* **SET TASK**
No images are to be carried over; print all other material exactly as it stands.

········

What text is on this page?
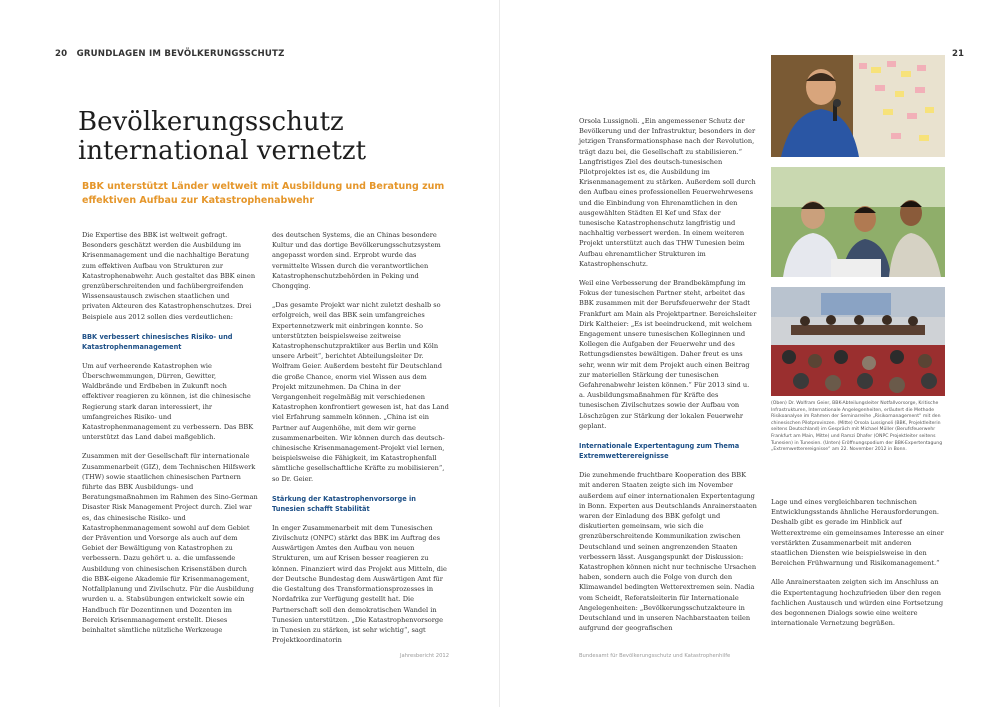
20 GRUNDLAGEN IM BEVÖLKERUNGSSCHUTZ
Bevölkerungsschutz
international vernetzt
BBK unterstützt Länder weltweit mit Ausbildung und Beratung zum effektiven Aufbau zur Katastrophenabwehr

Die Expertise des BBK ist weltweit gefragt. Besonders geschätzt werden die Ausbildung im Krisenmanagement und die nachhaltige Beratung zum effektiven Aufbau von Strukturen zur Katastrophenabwehr. Auch gestaltet das BBK einen grenzüberschreitenden und fachübergreifenden Wissensaustausch zwischen staatlichen und privaten Akteuren des Katastrophenschutzes. Drei Beispiele aus 2012 sollen dies verdeutlichen:

BBK verbessert chinesisches Risiko- und Katastrophenmanagement

Um auf verheerende Katastrophen wie Überschwemmungen, Dürren, Gewitter, Waldbrände und Erdbeben in Zukunft noch effektiver reagieren zu können, ist die chinesische Regierung stark daran interessiert, ihr umfangreiches Risiko- und Katastrophenmanagement zu verbessern. Das BBK unterstützt das Land dabei maßgeblich.

Zusammen mit der Gesellschaft für internationale Zusammenarbeit (GIZ), dem Technischen Hilfswerk (THW) sowie staatlichen chinesischen Partnern führte das BBK Ausbildungs- und Beratungsmaßnahmen im Rahmen des Sino-German Disaster Risk Management Project durch. Ziel war es, das chinesische Risiko- und Katastrophenmanagement sowohl auf dem Gebiet der Prävention und Vorsorge als auch auf dem Gebiet der Bewältigung von Katastrophen zu verbessern. Dazu gehört u. a. die umfassende Ausbildung von chinesischen Krisenstäben durch die BBK-eigene Akademie für Krisenmanagement, Notfallplanung und Zivilschutz. Für die Ausbildung wurden u. a. Stabsübungen entwickelt sowie ein Handbuch für Dozentinnen und Dozenten im Bereich Krisenmanagement erstellt. Dieses beinhaltet sämtliche nützliche Werkzeuge

des deutschen Systems, die an Chinas besondere Kultur und das dortige Bevölkerungsschutzsystem angepasst worden sind. Erprobt wurde das vermittelte Wissen durch die verantwortlichen Katastrophenschutzbehörden in Peking und Chongqing.

„Das gesamte Projekt war nicht zuletzt deshalb so erfolgreich, weil das BBK sein umfangreiches Expertennetzwerk mit einbringen konnte. So unterstützten beispielsweise zeitweise Katastrophenschutzpraktiker aus Berlin und Köln unsere Arbeit“, berichtet Abteilungsleiter Dr. Wolfram Geier. Außerdem besteht für Deutschland die große Chance, enorm viel Wissen aus dem Projekt mitzunehmen. Da China in der Vergangenheit regelmäßig mit verschiedenen Katastrophen konfrontiert gewesen ist, hat das Land viel Erfahrung sammeln können. „China ist ein Partner auf Augenhöhe, mit dem wir gerne zusammenarbeiten. Wir können durch das deutsch-chinesische Krisenmanagement-Projekt viel lernen, beispielsweise die Fähigkeit, im Katastrophenfall sämtliche gesellschaftliche Kräfte zu mobilisieren“, so Dr. Geier.

Stärkung der Katastrophenvorsorge in Tunesien schafft Stabilität

In enger Zusammenarbeit mit dem Tunesischen Zivilschutz (ONPC) stärkt das BBK im Auftrag des Auswärtigen Amtes den Aufbau von neuen Strukturen, um auf Krisen besser reagieren zu können. Finanziert wird das Projekt aus Mitteln, die der Deutsche Bundestag dem Auswärtigen Amt für die Gestaltung des Transformationsprozesses in Nordafrika zur Verfügung gestellt hat. Die Partnerschaft soll den demokratischen Wandel in Tunesien unterstützen. „Die Katastrophenvorsorge in Tunesien zu stärken, ist sehr wichtig“, sagt Projektkoordinatorin

Jahresbericht 2012
21

Orsola Lussignoli. „Ein angemessener Schutz der Bevölkerung und der Infrastruktur, besonders in der jetzigen Transformationsphase nach der Revolution, trägt dazu bei, die Gesellschaft zu stabilisieren.“ Langfristiges Ziel des deutsch-tunesischen Pilotprojektes ist es, die Ausbildung im Krisenmanagement zu stärken. Außerdem soll durch den Aufbau eines professionellen Feuerwehrwesens und die Einbindung von Ehrenamtlichen in den ausgewählten Städten El Kef und Sfax der tunesische Katastrophenschutz langfristig und nachhaltig verbessert werden. In einem weiteren Projekt unterstützt auch das THW Tunesien beim Aufbau ehrenamtlicher Strukturen im Katastrophenschutz.

Weil eine Verbesserung der Brandbekämpfung im Fokus der tunesischen Partner steht, arbeitet das BBK zusammen mit der Berufsfeuerwehr der Stadt Frankfurt am Main als Projektpartner. Bereichsleiter Dirk Kaltheier: „Es ist beeindruckend, mit welchem Engagement unsere tunesischen Kolleginnen und Kollegen die Aufgaben der Feuerwehr und des Rettungsdienstes bewältigen. Daher freut es uns sehr, wenn wir mit dem Projekt auch einen Beitrag zur materiellen Stärkung der tunesischen Gefahrenabwehr leisten können.“ Für 2013 sind u. a. Ausbildungsmaßnahmen für Kräfte des tunesischen Zivilschutzes sowie der Aufbau von Löschzügen zur Stärkung der lokalen Feuerwehr geplant.

Internationale Expertentagung zum Thema Extremwetterereignisse

Die zunehmende fruchtbare Kooperation des BBK mit anderen Staaten zeigte sich im November außerdem auf einer internationalen Expertentagung in Bonn. Experten aus Deutschlands Anrainerstaaten waren der Einladung des BBK gefolgt und diskutierten gemeinsam, wie sich die grenzüberschreitende Kommunikation zwischen Deutschland und seinen angrenzenden Staaten verbessern lässt. Ausgangspunkt der Diskussion: Katastrophen können nicht nur technische Ursachen haben, sondern auch die Folge von durch den Klimawandel bedingten Wetterextremen sein. Nadia vom Scheidt, Referatsleiterin für Internationale Angelegenheiten: „Bevölkerungsschutzakteure in Deutschland und in unseren Nachbarstaaten teilen aufgrund der geografischen

(Oben) Dr. Wolfram Geier, BBK-Abteilungsleiter Notfallvorsorge, Kritische Infrastrukturen, Internationale Angelegenheiten, erläutert die Methode Risikoanalyse im Rahmen der Seminarreihe „Risikomanagement“ mit den chinesischen Pilotprovinzen. (Mitte) Orsola Lussignoli (BBK, Projektleiterin seitens Deutschland) im Gespräch mit Michael Müller (Berufsfeuerwehr Frankfurt am Main, Mitte) und Ramzi Dhafer (ONPC Projektleiter seitens Tunesien) in Tunesien. (Unten) Eröffnungspodium der BBK-Expertentagung „Extremwetterereignisse“ am 22. November 2012 in Bonn.

Lage und eines vergleichbaren technischen Entwicklungsstands ähnliche Herausforderungen. Deshalb gibt es gerade im Hinblick auf Wetterextreme ein gemeinsames Interesse an einer verstärkten Zusammenarbeit mit anderen staatlichen Diensten wie beispielsweise in den Bereichen Frühwarnung und Risikomanagement.“

Alle Anrainerstaaten zeigten sich im Anschluss an die Expertentagung hochzufrieden über den regen fachlichen Austausch und würden eine Fortsetzung des begonnenen Dialogs sowie eine weitere internationale Vernetzung begrüßen.

Bundesamt für Bevölkerungsschutz und Katastrophenhilfe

········

* **TASK RESULT**
What text is on this page?
20 GRUNDLAGEN IM BEVÖLKERUNGSSCHUTZ
Bevölkerungsschutz
international vernetzt
BBK unterstützt Länder weltweit mit Ausbildung und Beratung zum effektiven Aufbau zur Katastrophenabwehr

Die Expertise des BBK ist weltweit gefragt. Besonders geschätzt werden die Ausbildung im Krisenmanagement und die nachhaltige Beratung zum effektiven Aufbau von Strukturen zur Katastrophenabwehr. Auch gestaltet das BBK einen grenzüberschreitenden und fachübergreifenden Wissensaustausch zwischen staatlichen und privaten Akteuren des Katastrophenschutzes. Drei Beispiele aus 2012 sollen dies verdeutlichen:

BBK verbessert chinesisches Risiko- und Katastrophenmanagement

Um auf verheerende Katastrophen wie Überschwemmungen, Dürren, Gewitter, Waldbrände und Erdbeben in Zukunft noch effektiver reagieren zu können, ist die chinesische Regierung stark daran interessiert, ihr umfangreiches Risiko- und Katastrophenmanagement zu verbessern. Das BBK unterstützt das Land dabei maßgeblich.

Zusammen mit der Gesellschaft für internationale Zusammenarbeit (GIZ), dem Technischen Hilfswerk (THW) sowie staatlichen chinesischen Partnern führte das BBK Ausbildungs- und Beratungsmaßnahmen im Rahmen des Sino-German Disaster Risk Management Project durch. Ziel war es, das chinesische Risiko- und Katastrophenmanagement sowohl auf dem Gebiet der Prävention und Vorsorge als auch auf dem Gebiet der Bewältigung von Katastrophen zu verbessern. Dazu gehört u. a. die umfassende Ausbildung von chinesischen Krisenstäben durch die BBK-eigene Akademie für Krisenmanagement, Notfallplanung und Zivilschutz. Für die Ausbildung wurden u. a. Stabsübungen entwickelt sowie ein Handbuch für Dozentinnen und Dozenten im Bereich Krisenmanagement erstellt. Dieses beinhaltet sämtliche nützliche Werkzeuge

des deutschen Systems, die an Chinas besondere Kultur und das dortige Bevölkerungsschutzsystem angepasst worden sind. Erprobt wurde das vermittelte Wissen durch die verantwortlichen Katastrophenschutzbehörden in Peking und Chongqing.

„Das gesamte Projekt war nicht zuletzt deshalb so erfolgreich, weil das BBK sein umfangreiches Expertennetzwerk mit einbringen konnte. So unterstützten beispielsweise zeitweise Katastrophenschutzpraktiker aus Berlin und Köln unsere Arbeit“, berichtet Abteilungsleiter Dr. Wolfram Geier. Außerdem besteht für Deutschland die große Chance, enorm viel Wissen aus dem Projekt mitzunehmen. Da China in der Vergangenheit regelmäßig mit verschiedenen Katastrophen konfrontiert gewesen ist, hat das Land viel Erfahrung sammeln können. „China ist ein Partner auf Augenhöhe, mit dem wir gerne zusammenarbeiten. Wir können durch das deutsch-chinesische Krisenmanagement-Projekt viel lernen, beispielsweise die Fähigkeit, im Katastrophenfall sämtliche gesellschaftliche Kräfte zu mobilisieren“, so Dr. Geier.

Stärkung der Katastrophenvorsorge in Tunesien schafft Stabilität

In enger Zusammenarbeit mit dem Tunesischen Zivilschutz (ONPC) stärkt das BBK im Auftrag des Auswärtigen Amtes den Aufbau von neuen Strukturen, um auf Krisen besser reagieren zu können. Finanziert wird das Projekt aus Mitteln, die der Deutsche Bundestag dem Auswärtigen Amt für die Gestaltung des Transformationsprozesses in Nordafrika zur Verfügung gestellt hat. Die Partnerschaft soll den demokratischen Wandel in Tunesien unterstützen. „Die Katastrophenvorsorge in Tunesien zu stärken, ist sehr wichtig“, sagt Projektkoordinatorin

Jahresbericht 2012
21

Orsola Lussignoli. „Ein angemessener Schutz der Bevölkerung und der Infrastruktur, besonders in der jetzigen Transformationsphase nach der Revolution, trägt dazu bei, die Gesellschaft zu stabilisieren.“ Langfristiges Ziel des deutsch-tunesischen Pilotprojektes ist es, die Ausbildung im Krisenmanagement zu stärken. Außerdem soll durch den Aufbau eines professionellen Feuerwehrwesens und die Einbindung von Ehrenamtlichen in den ausgewählten Städten El Kef und Sfax der tunesische Katastrophenschutz langfristig und nachhaltig verbessert werden. In einem weiteren Projekt unterstützt auch das THW Tunesien beim Aufbau ehrenamtlicher Strukturen im Katastrophenschutz.

Weil eine Verbesserung der Brandbekämpfung im Fokus der tunesischen Partner steht, arbeitet das BBK zusammen mit der Berufsfeuerwehr der Stadt Frankfurt am Main als Projektpartner. Bereichsleiter Dirk Kaltheier: „Es ist beeindruckend, mit welchem Engagement unsere tunesischen Kolleginnen und Kollegen die Aufgaben der Feuerwehr und des Rettungsdienstes bewältigen. Daher freut es uns sehr, wenn wir mit dem Projekt auch einen Beitrag zur materiellen Stärkung der tunesischen Gefahrenabwehr leisten können.“ Für 2013 sind u. a. Ausbildungsmaßnahmen für Kräfte des tunesischen Zivilschutzes sowie der Aufbau von Löschzügen zur Stärkung der lokalen Feuerwehr geplant.

Internationale Expertentagung zum Thema Extremwetterereignisse

Die zunehmende fruchtbare Kooperation des BBK mit anderen Staaten zeigte sich im November außerdem auf einer internationalen Expertentagung in Bonn. Experten aus Deutschlands Anrainerstaaten waren der Einladung des BBK gefolgt und diskutierten gemeinsam, wie sich die grenzüberschreitende Kommunikation zwischen Deutschland und seinen angrenzenden Staaten verbessern lässt. Ausgangspunkt der Diskussion: Katastrophen können nicht nur technische Ursachen haben, sondern auch die Folge von durch den Klimawandel bedingten Wetterextremen sein. Nadia vom Scheidt, Referatsleiterin für Internationale Angelegenheiten: „Bevölkerungsschutzakteure in Deutschland und in unseren Nachbarstaaten teilen aufgrund der geografischen

(Oben) Dr. Wolfram Geier, BBK-Abteilungsleiter Notfallvorsorge, Kritische Infrastrukturen, Internationale Angelegenheiten, erläutert die Methode Risikoanalyse im Rahmen der Seminarreihe „Risikomanagement“ mit den chinesischen Pilotprovinzen. (Mitte) Orsola Lussignoli (BBK, Projektleiterin seitens Deutschland) im Gespräch mit Michael Müller (Berufsfeuerwehr Frankfurt am Main, Mitte) und Ramzi Dhafer (ONPC Projektleiter seitens Tunesien) in Tunesien. (Unten) Eröffnungspodium der BBK-Expertentagung „Extremwetterereignisse“ am 22. November 2012 in Bonn.

Lage und eines vergleichbaren technischen Entwicklungsstands ähnliche Herausforderungen. Deshalb gibt es gerade im Hinblick auf Wetterextreme ein gemeinsames Interesse an einer verstärkten Zusammenarbeit mit anderen staatlichen Diensten wie beispielsweise in den Bereichen Frühwarnung und Risikomanagement.“

Alle Anrainerstaaten zeigten sich im Anschluss an die Expertentagung hochzufrieden über den regen fachlichen Austausch und würden eine Fortsetzung des begonnenen Dialogs sowie eine weitere internationale Vernetzung begrüßen.

Bundesamt für Bevölkerungsschutz und Katastrophenhilfe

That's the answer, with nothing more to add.